== Written task ==
Which lines have the string "mobile"? Copy all of them from the entries below.

== Extracted information ==
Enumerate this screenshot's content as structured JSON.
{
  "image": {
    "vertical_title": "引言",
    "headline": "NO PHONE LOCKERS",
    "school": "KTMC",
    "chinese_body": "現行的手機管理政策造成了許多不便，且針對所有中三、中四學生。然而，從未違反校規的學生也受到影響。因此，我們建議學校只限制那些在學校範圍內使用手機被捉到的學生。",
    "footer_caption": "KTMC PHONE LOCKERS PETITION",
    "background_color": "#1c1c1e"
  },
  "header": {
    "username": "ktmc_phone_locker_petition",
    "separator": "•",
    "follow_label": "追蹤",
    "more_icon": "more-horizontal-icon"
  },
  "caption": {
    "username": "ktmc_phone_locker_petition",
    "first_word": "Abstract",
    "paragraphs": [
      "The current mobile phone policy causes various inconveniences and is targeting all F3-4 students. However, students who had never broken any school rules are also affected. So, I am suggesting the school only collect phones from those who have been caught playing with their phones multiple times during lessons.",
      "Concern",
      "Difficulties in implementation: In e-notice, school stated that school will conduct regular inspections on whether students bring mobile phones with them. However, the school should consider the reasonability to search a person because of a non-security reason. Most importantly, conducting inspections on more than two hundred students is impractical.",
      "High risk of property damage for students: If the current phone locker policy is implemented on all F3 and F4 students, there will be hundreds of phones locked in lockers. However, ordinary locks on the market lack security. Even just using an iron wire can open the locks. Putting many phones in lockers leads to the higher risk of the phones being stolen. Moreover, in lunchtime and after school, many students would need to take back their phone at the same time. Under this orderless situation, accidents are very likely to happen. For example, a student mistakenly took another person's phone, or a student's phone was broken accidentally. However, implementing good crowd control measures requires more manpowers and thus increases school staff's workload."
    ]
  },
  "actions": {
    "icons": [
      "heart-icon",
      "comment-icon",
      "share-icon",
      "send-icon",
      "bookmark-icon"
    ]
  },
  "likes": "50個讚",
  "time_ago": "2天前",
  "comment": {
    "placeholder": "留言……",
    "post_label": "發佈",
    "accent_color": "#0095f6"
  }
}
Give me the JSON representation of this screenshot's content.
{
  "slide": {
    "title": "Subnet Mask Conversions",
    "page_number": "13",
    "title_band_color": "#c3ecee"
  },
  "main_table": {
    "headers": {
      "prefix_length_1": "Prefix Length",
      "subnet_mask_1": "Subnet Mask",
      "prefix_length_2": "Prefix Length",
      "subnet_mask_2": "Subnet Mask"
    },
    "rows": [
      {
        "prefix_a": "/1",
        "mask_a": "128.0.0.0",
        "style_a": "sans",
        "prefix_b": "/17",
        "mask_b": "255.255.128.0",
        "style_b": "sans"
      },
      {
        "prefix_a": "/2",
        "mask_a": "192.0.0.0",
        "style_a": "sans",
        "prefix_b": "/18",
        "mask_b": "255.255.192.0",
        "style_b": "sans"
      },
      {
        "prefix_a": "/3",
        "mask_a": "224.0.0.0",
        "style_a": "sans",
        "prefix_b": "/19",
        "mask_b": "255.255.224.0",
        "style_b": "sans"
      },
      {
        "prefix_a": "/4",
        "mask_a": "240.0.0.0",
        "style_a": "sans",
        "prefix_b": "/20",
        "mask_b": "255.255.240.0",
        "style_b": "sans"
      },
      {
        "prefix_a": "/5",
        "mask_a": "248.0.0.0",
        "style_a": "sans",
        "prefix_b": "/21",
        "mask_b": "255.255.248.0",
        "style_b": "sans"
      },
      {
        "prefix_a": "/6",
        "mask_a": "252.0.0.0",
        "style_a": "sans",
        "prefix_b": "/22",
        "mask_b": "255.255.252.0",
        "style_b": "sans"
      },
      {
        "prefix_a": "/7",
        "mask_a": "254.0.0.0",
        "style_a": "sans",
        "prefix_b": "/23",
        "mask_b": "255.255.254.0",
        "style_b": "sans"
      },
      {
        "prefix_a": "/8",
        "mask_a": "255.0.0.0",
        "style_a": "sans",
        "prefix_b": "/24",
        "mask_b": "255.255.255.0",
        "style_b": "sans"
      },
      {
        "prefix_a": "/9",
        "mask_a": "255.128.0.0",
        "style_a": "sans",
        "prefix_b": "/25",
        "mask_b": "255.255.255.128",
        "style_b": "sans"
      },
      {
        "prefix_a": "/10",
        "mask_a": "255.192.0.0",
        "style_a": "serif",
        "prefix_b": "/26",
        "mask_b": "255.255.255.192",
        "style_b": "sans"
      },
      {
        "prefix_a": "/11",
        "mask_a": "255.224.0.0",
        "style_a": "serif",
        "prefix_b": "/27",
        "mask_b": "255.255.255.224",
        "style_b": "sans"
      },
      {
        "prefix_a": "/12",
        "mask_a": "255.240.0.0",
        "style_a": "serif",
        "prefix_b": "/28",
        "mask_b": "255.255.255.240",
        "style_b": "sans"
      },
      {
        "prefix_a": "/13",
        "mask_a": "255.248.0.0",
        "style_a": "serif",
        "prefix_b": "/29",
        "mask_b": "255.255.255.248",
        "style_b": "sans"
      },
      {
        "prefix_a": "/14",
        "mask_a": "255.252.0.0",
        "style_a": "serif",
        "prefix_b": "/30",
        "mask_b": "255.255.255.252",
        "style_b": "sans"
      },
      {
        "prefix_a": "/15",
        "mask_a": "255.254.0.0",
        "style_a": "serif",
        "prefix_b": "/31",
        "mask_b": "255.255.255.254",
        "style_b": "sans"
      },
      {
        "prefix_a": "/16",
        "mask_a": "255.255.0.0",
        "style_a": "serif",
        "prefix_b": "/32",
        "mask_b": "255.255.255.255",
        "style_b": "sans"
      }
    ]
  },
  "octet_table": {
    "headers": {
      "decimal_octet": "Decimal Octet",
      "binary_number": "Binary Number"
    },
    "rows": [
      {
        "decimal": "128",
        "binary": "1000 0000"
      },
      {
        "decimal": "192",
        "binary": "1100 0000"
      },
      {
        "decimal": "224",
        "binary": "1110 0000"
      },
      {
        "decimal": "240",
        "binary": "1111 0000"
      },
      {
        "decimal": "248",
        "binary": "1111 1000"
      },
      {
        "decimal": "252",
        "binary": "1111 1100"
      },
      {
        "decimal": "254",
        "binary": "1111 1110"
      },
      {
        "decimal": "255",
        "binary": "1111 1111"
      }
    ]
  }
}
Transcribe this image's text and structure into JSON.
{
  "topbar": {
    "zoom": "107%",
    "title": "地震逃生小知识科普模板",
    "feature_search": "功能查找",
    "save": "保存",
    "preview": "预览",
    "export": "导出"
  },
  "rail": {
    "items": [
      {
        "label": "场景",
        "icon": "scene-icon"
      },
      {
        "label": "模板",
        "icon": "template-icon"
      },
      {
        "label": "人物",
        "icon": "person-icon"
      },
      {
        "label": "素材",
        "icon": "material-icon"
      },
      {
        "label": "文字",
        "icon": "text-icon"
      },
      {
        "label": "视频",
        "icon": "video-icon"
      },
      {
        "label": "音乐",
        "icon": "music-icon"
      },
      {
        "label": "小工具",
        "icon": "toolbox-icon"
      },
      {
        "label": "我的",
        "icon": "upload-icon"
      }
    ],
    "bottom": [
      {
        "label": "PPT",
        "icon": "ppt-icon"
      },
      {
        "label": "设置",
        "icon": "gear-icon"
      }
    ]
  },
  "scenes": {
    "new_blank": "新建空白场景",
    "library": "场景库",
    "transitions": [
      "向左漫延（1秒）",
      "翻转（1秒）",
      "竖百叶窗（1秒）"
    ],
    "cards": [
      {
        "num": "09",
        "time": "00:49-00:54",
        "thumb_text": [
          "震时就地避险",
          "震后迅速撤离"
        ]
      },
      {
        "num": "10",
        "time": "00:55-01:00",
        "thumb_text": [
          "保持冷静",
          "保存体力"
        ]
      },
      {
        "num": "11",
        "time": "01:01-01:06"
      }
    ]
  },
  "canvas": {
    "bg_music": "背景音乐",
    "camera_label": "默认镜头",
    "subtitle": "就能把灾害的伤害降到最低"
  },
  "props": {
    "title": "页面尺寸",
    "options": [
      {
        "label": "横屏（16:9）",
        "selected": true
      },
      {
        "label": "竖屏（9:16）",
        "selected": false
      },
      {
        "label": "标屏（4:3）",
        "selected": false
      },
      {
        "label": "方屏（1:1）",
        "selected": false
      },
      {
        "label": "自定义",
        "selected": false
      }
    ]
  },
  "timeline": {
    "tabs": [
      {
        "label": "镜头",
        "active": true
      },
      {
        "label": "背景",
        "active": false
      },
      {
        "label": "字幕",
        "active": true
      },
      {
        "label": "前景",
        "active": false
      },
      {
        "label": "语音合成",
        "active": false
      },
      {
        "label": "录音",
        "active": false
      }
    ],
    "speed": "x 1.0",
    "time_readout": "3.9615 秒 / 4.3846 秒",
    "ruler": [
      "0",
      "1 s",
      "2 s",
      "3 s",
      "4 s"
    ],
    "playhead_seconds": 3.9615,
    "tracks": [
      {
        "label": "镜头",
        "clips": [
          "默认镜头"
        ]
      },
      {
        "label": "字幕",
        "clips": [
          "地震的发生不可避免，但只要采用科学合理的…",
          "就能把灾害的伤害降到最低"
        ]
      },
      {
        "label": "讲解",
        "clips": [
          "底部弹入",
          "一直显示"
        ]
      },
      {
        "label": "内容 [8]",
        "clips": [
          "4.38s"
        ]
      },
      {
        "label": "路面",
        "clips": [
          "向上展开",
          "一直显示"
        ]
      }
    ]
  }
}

== Task answer ==
      "The current mobile phone policy causes various inconveniences and is targeting all F3-4 students. However, students who had never broken any school rules are also affected. So, I am suggesting the school only collect phones from those who have been caught playing with their phones multiple times during lessons.",
      "Difficulties in implementation: In e-notice, school stated that school will conduct regular inspections on whether students bring mobile phones with them. However, the school should consider the reasonability to search a person because of a non-security reason. Most importantly, conducting inspections on more than two hundred students is impractical.",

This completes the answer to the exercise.